## Challenge
Reproduce the records below exactly as they appear.

[Entries with figure data]
==*==
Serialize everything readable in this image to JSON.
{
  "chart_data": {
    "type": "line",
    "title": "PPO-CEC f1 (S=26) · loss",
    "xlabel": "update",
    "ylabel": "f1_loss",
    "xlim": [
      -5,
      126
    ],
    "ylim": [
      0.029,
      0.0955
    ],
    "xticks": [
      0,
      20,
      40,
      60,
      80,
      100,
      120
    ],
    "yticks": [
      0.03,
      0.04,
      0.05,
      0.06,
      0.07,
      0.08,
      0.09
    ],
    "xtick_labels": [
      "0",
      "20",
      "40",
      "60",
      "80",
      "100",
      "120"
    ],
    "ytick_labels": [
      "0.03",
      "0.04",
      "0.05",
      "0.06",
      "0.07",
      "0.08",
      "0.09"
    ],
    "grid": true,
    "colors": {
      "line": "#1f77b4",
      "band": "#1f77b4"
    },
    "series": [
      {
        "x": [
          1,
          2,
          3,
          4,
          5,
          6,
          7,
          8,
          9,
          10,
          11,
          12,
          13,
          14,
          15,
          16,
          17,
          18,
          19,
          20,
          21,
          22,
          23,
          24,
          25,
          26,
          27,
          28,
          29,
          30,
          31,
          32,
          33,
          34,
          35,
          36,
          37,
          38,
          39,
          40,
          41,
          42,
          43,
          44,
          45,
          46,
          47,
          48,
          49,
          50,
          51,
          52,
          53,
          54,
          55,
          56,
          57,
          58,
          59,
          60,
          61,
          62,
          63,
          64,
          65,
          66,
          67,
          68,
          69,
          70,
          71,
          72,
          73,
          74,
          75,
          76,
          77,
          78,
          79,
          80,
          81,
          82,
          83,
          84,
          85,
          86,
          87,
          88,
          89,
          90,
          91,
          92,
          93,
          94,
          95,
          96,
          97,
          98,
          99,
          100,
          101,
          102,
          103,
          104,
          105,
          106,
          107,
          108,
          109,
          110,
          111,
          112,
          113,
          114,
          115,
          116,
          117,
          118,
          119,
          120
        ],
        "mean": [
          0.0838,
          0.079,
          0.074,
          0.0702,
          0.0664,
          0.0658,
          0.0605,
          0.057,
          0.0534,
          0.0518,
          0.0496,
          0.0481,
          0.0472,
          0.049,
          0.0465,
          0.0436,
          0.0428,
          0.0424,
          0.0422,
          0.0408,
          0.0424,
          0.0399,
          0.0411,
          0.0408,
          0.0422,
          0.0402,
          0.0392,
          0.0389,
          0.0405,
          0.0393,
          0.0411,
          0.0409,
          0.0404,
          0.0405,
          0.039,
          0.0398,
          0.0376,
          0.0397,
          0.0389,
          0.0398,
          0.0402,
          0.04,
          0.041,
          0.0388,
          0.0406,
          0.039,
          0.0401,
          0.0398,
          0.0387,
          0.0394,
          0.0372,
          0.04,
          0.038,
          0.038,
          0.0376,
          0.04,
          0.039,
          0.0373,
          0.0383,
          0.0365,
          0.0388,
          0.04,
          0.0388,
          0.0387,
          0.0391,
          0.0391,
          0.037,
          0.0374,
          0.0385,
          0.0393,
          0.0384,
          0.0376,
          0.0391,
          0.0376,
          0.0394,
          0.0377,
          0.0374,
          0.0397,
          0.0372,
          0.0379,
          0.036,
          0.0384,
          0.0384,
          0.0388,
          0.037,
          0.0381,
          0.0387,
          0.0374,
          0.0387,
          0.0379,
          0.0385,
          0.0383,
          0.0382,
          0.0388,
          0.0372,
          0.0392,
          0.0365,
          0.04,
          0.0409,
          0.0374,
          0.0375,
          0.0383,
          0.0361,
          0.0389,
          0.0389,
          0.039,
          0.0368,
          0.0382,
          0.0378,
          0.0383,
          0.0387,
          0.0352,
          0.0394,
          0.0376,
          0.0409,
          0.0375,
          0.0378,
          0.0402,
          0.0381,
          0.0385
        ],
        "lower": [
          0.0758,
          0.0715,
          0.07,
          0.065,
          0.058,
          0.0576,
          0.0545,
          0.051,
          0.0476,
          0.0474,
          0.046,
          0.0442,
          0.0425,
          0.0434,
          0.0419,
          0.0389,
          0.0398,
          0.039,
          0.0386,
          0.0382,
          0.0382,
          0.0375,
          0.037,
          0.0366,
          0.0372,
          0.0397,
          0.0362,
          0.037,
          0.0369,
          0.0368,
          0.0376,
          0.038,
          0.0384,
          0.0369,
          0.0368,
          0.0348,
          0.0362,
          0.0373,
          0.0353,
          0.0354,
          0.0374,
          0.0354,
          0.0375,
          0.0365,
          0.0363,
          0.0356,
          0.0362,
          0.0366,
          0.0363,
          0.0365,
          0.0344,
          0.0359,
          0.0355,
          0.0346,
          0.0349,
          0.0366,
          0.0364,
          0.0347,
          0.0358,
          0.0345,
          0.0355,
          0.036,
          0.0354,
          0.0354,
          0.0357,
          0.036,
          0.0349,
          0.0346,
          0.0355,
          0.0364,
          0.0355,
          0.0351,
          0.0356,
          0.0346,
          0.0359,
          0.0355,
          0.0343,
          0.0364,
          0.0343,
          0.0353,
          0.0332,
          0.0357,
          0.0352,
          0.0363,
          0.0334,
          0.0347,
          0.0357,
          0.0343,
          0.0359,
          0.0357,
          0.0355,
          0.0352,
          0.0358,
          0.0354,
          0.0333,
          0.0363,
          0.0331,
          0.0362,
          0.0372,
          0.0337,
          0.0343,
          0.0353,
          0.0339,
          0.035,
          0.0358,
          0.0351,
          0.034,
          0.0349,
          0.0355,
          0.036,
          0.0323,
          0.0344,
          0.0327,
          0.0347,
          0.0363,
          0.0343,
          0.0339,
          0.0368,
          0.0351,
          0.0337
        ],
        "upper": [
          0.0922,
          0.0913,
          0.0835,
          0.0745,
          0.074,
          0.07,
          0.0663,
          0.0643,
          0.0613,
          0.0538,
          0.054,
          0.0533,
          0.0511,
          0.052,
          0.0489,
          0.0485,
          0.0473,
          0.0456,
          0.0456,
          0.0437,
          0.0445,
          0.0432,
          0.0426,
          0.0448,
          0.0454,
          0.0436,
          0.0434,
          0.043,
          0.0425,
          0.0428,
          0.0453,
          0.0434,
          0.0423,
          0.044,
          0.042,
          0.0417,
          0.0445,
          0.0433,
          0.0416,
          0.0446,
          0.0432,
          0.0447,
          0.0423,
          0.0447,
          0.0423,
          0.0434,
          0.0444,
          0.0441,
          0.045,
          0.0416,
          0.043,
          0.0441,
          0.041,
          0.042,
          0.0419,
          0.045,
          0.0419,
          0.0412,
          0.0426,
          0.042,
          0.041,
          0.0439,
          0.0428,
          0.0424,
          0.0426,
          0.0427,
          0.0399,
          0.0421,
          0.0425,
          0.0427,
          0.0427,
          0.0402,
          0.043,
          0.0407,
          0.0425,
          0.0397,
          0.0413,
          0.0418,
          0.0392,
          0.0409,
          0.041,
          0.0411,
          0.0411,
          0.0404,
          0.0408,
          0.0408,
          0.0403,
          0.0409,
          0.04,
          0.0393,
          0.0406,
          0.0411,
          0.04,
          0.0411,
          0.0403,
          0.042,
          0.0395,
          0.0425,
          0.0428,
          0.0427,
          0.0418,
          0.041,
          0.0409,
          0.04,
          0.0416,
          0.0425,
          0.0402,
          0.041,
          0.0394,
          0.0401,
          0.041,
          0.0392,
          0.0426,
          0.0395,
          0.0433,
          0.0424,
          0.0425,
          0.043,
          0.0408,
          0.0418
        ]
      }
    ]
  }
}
==*==
## Written solution
Serialize everything readable in this image to JSON.
{
  "chart_data": {
    "type": "line",
    "title": "PPO-CEC f1 (S=26) · loss",
    "xlabel": "update",
    "ylabel": "f1_loss",
    "xlim": [
      -5,
      126
    ],
    "ylim": [
      0.029,
      0.0955
    ],
    "xticks": [
      0,
      20,
      40,
      60,
      80,
      100,
      120
    ],
    "yticks": [
      0.03,
      0.04,
      0.05,
      0.06,
      0.07,
      0.08,
      0.09
    ],
    "xtick_labels": [
      "0",
      "20",
      "40",
      "60",
      "80",
      "100",
      "120"
    ],
    "ytick_labels": [
      "0.03",
      "0.04",
      "0.05",
      "0.06",
      "0.07",
      "0.08",
      "0.09"
    ],
    "grid": true,
    "colors": {
      "line": "#1f77b4",
      "band": "#1f77b4"
    },
    "series": [
      {
        "x": [
          1,
          2,
          3,
          4,
          5,
          6,
          7,
          8,
          9,
          10,
          11,
          12,
          13,
          14,
          15,
          16,
          17,
          18,
          19,
          20,
          21,
          22,
          23,
          24,
          25,
          26,
          27,
          28,
          29,
          30,
          31,
          32,
          33,
          34,
          35,
          36,
          37,
          38,
          39,
          40,
          41,
          42,
          43,
          44,
          45,
          46,
          47,
          48,
          49,
          50,
          51,
          52,
          53,
          54,
          55,
          56,
          57,
          58,
          59,
          60,
          61,
          62,
          63,
          64,
          65,
          66,
          67,
          68,
          69,
          70,
          71,
          72,
          73,
          74,
          75,
          76,
          77,
          78,
          79,
          80,
          81,
          82,
          83,
          84,
          85,
          86,
          87,
          88,
          89,
          90,
          91,
          92,
          93,
          94,
          95,
          96,
          97,
          98,
          99,
          100,
          101,
          102,
          103,
          104,
          105,
          106,
          107,
          108,
          109,
          110,
          111,
          112,
          113,
          114,
          115,
          116,
          117,
          118,
          119,
          120
        ],
        "mean": [
          0.0838,
          0.079,
          0.074,
          0.0702,
          0.0664,
          0.0658,
          0.0605,
          0.057,
          0.0534,
          0.0518,
          0.0496,
          0.0481,
          0.0472,
          0.049,
          0.0465,
          0.0436,
          0.0428,
          0.0424,
          0.0422,
          0.0408,
          0.0424,
          0.0399,
          0.0411,
          0.0408,
          0.0422,
          0.0402,
          0.0392,
          0.0389,
          0.0405,
          0.0393,
          0.0411,
          0.0409,
          0.0404,
          0.0405,
          0.039,
          0.0398,
          0.0376,
          0.0397,
          0.0389,
          0.0398,
          0.0402,
          0.04,
          0.041,
          0.0388,
          0.0406,
          0.039,
          0.0401,
          0.0398,
          0.0387,
          0.0394,
          0.0372,
          0.04,
          0.038,
          0.038,
          0.0376,
          0.04,
          0.039,
          0.0373,
          0.0383,
          0.0365,
          0.0388,
          0.04,
          0.0388,
          0.0387,
          0.0391,
          0.0391,
          0.037,
          0.0374,
          0.0385,
          0.0393,
          0.0384,
          0.0376,
          0.0391,
          0.0376,
          0.0394,
          0.0377,
          0.0374,
          0.0397,
          0.0372,
          0.0379,
          0.036,
          0.0384,
          0.0384,
          0.0388,
          0.037,
          0.0381,
          0.0387,
          0.0374,
          0.0387,
          0.0379,
          0.0385,
          0.0383,
          0.0382,
          0.0388,
          0.0372,
          0.0392,
          0.0365,
          0.04,
          0.0409,
          0.0374,
          0.0375,
          0.0383,
          0.0361,
          0.0389,
          0.0389,
          0.039,
          0.0368,
          0.0382,
          0.0378,
          0.0383,
          0.0387,
          0.0352,
          0.0394,
          0.0376,
          0.0409,
          0.0375,
          0.0378,
          0.0402,
          0.0381,
          0.0385
        ],
        "lower": [
          0.0758,
          0.0715,
          0.07,
          0.065,
          0.058,
          0.0576,
          0.0545,
          0.051,
          0.0476,
          0.0474,
          0.046,
          0.0442,
          0.0425,
          0.0434,
          0.0419,
          0.0389,
          0.0398,
          0.039,
          0.0386,
          0.0382,
          0.0382,
          0.0375,
          0.037,
          0.0366,
          0.0372,
          0.0397,
          0.0362,
          0.037,
          0.0369,
          0.0368,
          0.0376,
          0.038,
          0.0384,
          0.0369,
          0.0368,
          0.0348,
          0.0362,
          0.0373,
          0.0353,
          0.0354,
          0.0374,
          0.0354,
          0.0375,
          0.0365,
          0.0363,
          0.0356,
          0.0362,
          0.0366,
          0.0363,
          0.0365,
          0.0344,
          0.0359,
          0.0355,
          0.0346,
          0.0349,
          0.0366,
          0.0364,
          0.0347,
          0.0358,
          0.0345,
          0.0355,
          0.036,
          0.0354,
          0.0354,
          0.0357,
          0.036,
          0.0349,
          0.0346,
          0.0355,
          0.0364,
          0.0355,
          0.0351,
          0.0356,
          0.0346,
          0.0359,
          0.0355,
          0.0343,
          0.0364,
          0.0343,
          0.0353,
          0.0332,
          0.0357,
          0.0352,
          0.0363,
          0.0334,
          0.0347,
          0.0357,
          0.0343,
          0.0359,
          0.0357,
          0.0355,
          0.0352,
          0.0358,
          0.0354,
          0.0333,
          0.0363,
          0.0331,
          0.0362,
          0.0372,
          0.0337,
          0.0343,
          0.0353,
          0.0339,
          0.035,
          0.0358,
          0.0351,
          0.034,
          0.0349,
          0.0355,
          0.036,
          0.0323,
          0.0344,
          0.0327,
          0.0347,
          0.0363,
          0.0343,
          0.0339,
          0.0368,
          0.0351,
          0.0337
        ],
        "upper": [
          0.0922,
          0.0913,
          0.0835,
          0.0745,
          0.074,
          0.07,
          0.0663,
          0.0643,
          0.0613,
          0.0538,
          0.054,
          0.0533,
          0.0511,
          0.052,
          0.0489,
          0.0485,
          0.0473,
          0.0456,
          0.0456,
          0.0437,
          0.0445,
          0.0432,
          0.0426,
          0.0448,
          0.0454,
          0.0436,
          0.0434,
          0.043,
          0.0425,
          0.0428,
          0.0453,
          0.0434,
          0.0423,
          0.044,
          0.042,
          0.0417,
          0.0445,
          0.0433,
          0.0416,
          0.0446,
          0.0432,
          0.0447,
          0.0423,
          0.0447,
          0.0423,
          0.0434,
          0.0444,
          0.0441,
          0.045,
          0.0416,
          0.043,
          0.0441,
          0.041,
          0.042,
          0.0419,
          0.045,
          0.0419,
          0.0412,
          0.0426,
          0.042,
          0.041,
          0.0439,
          0.0428,
          0.0424,
          0.0426,
          0.0427,
          0.0399,
          0.0421,
          0.0425,
          0.0427,
          0.0427,
          0.0402,
          0.043,
          0.0407,
          0.0425,
          0.0397,
          0.0413,
          0.0418,
          0.0392,
          0.0409,
          0.041,
          0.0411,
          0.0411,
          0.0404,
          0.0408,
          0.0408,
          0.0403,
          0.0409,
          0.04,
          0.0393,
          0.0406,
          0.0411,
          0.04,
          0.0411,
          0.0403,
          0.042,
          0.0395,
          0.0425,
          0.0428,
          0.0427,
          0.0418,
          0.041,
          0.0409,
          0.04,
          0.0416,
          0.0425,
          0.0402,
          0.041,
          0.0394,
          0.0401,
          0.041,
          0.0392,
          0.0426,
          0.0395,
          0.0433,
          0.0424,
          0.0425,
          0.043,
          0.0408,
          0.0418
        ]
      }
    ]
  }
}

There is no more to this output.